→ **WHAT YOU ARE ASKED TO DO**:
Search the data below for the word "content" and copy each line that holds it.

— BEGIN —

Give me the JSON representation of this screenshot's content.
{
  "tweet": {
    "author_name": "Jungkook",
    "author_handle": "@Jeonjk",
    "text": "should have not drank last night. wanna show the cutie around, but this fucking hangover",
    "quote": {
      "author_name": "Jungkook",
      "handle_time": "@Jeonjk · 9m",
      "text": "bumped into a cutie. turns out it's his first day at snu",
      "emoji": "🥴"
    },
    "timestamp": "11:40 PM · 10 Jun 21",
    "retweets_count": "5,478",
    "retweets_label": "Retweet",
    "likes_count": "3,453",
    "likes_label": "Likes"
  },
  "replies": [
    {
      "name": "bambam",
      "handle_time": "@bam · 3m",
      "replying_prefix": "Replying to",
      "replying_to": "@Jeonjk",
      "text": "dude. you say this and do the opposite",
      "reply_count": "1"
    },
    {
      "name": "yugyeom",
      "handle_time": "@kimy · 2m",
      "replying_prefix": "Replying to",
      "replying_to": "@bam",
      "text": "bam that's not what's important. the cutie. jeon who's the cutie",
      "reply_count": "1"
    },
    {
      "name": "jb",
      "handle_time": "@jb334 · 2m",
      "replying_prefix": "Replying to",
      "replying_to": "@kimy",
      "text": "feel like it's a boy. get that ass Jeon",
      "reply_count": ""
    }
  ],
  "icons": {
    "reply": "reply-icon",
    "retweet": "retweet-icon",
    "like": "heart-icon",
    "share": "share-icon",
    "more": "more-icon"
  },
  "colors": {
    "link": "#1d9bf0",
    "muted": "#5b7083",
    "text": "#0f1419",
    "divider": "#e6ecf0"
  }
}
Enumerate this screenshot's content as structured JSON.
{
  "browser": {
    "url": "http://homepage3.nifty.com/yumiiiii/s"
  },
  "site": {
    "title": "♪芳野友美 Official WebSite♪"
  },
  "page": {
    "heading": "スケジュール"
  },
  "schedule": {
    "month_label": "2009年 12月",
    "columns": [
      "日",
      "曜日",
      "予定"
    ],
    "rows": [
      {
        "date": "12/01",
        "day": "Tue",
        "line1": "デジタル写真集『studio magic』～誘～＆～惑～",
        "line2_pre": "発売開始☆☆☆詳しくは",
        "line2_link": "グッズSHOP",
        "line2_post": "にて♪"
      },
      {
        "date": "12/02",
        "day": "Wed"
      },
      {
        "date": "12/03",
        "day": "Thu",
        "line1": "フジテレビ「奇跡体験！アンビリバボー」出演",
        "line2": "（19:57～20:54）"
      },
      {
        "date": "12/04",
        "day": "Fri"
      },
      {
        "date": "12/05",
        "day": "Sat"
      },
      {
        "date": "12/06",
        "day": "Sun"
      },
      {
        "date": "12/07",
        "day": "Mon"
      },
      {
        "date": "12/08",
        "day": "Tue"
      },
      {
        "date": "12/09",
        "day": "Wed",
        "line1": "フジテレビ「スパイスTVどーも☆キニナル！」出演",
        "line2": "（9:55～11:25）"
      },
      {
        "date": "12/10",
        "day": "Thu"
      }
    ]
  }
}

— END —

→ **CORRECT ANSWER**:
Give me the JSON representation of this screenshot's content.
Enumerate this screenshot's content as structured JSON.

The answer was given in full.